## Problem description
In the listing below, find each line holding "Pathways" and copy it.
BEGIN Recorded information
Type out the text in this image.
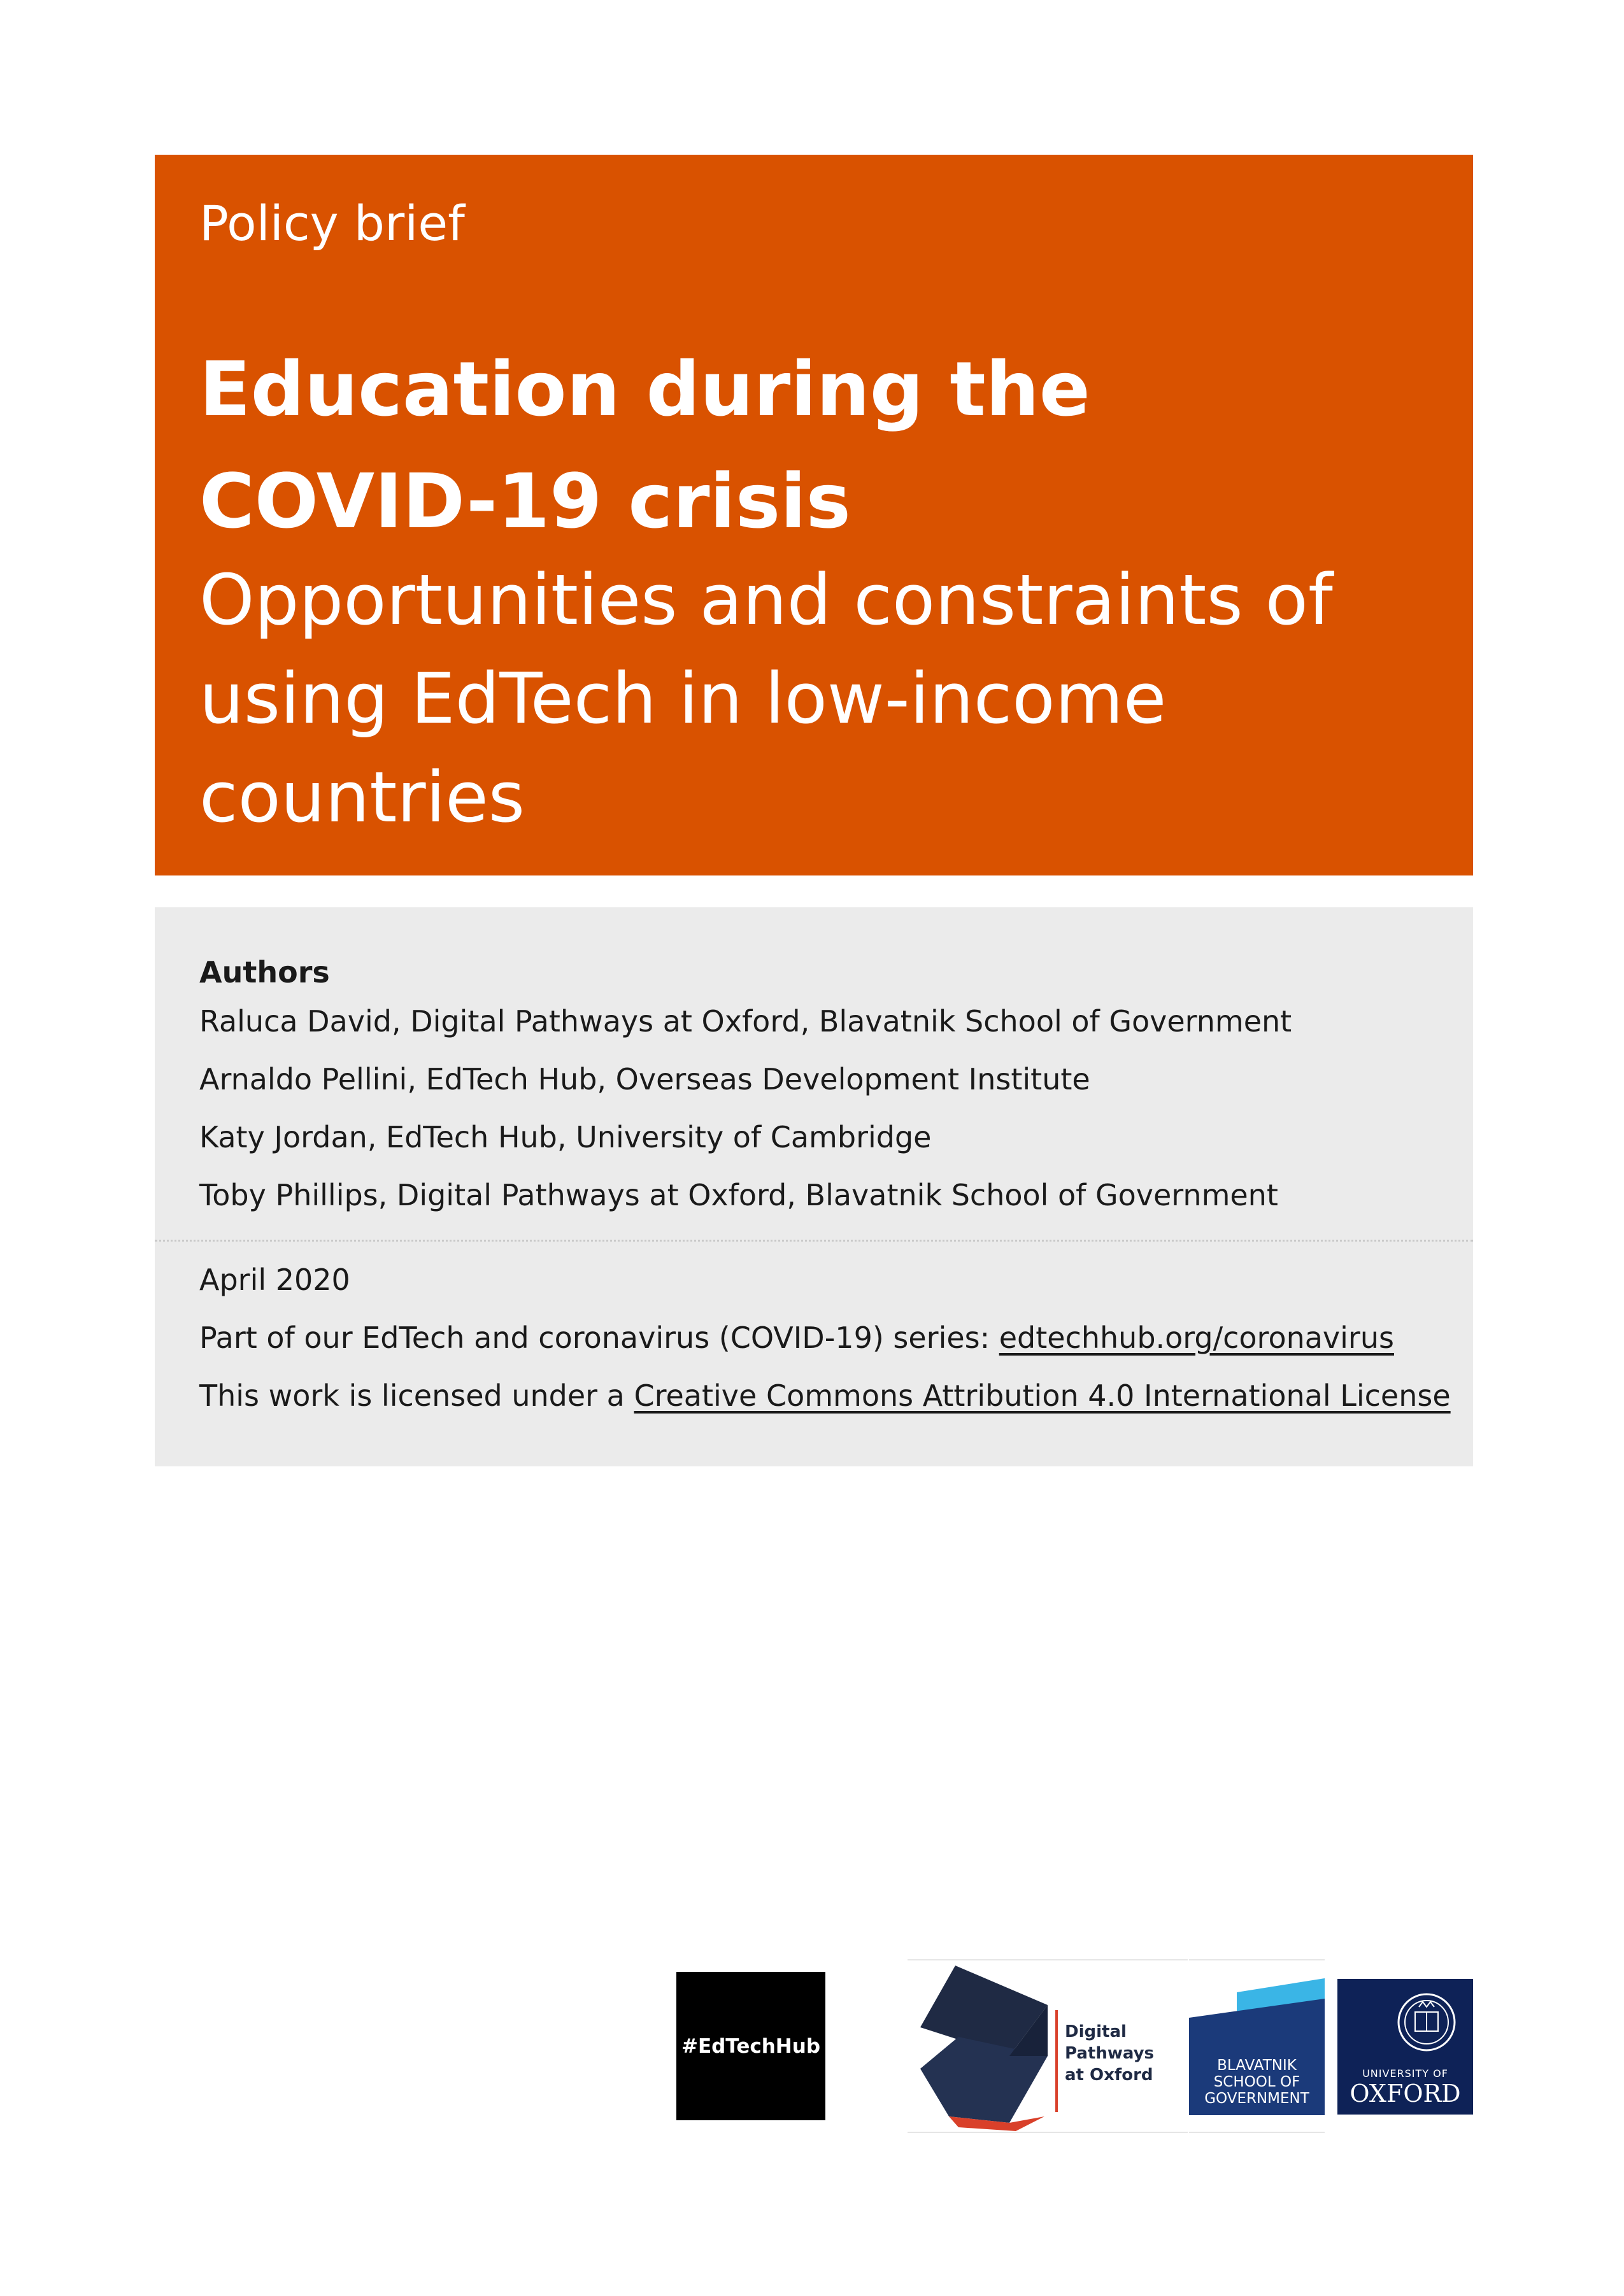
Policy brief
Education during the
COVID-19 crisis
Opportunities and constraints of
using EdTech in low-income
countries
Authors
Raluca David, Digital Pathways at Oxford, Blavatnik School of Government
Arnaldo Pellini, EdTech Hub, Overseas Development Institute
Katy Jordan, EdTech Hub, University of Cambridge
Toby Phillips, Digital Pathways at Oxford, Blavatnik School of Government
April 2020
Part of our EdTech and coronavirus (COVID-19) series: edtechhub.org/coronavirus
This work is licensed under a Creative Commons Attribution 4.0 International License
#EdTechHub
Digital
Pathways
at Oxford	BLAVATNIK
SCHOOL OF
GOVERNMENT
UNIVERSITY OF
OXFORD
END Recorded information
## Answer to this task
Raluca David, Digital Pathways at Oxford, Blavatnik School of Government
Toby Phillips, Digital Pathways at Oxford, Blavatnik School of Government
Pathways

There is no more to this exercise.